(Stored data)

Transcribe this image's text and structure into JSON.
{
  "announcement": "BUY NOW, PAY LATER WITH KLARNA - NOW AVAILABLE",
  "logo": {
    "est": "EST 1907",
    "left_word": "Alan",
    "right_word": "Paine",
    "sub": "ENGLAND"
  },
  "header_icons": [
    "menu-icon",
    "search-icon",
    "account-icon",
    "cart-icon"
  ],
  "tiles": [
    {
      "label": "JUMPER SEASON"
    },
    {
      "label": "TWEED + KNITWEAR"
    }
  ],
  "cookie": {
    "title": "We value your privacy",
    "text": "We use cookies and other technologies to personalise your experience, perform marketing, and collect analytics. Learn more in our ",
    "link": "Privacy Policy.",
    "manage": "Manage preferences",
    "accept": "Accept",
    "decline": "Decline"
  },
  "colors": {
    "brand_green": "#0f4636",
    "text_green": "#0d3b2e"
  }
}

> Written exercise
Determine the number of lines where the string "your" occurs, and give that number only.

> Exercise result
2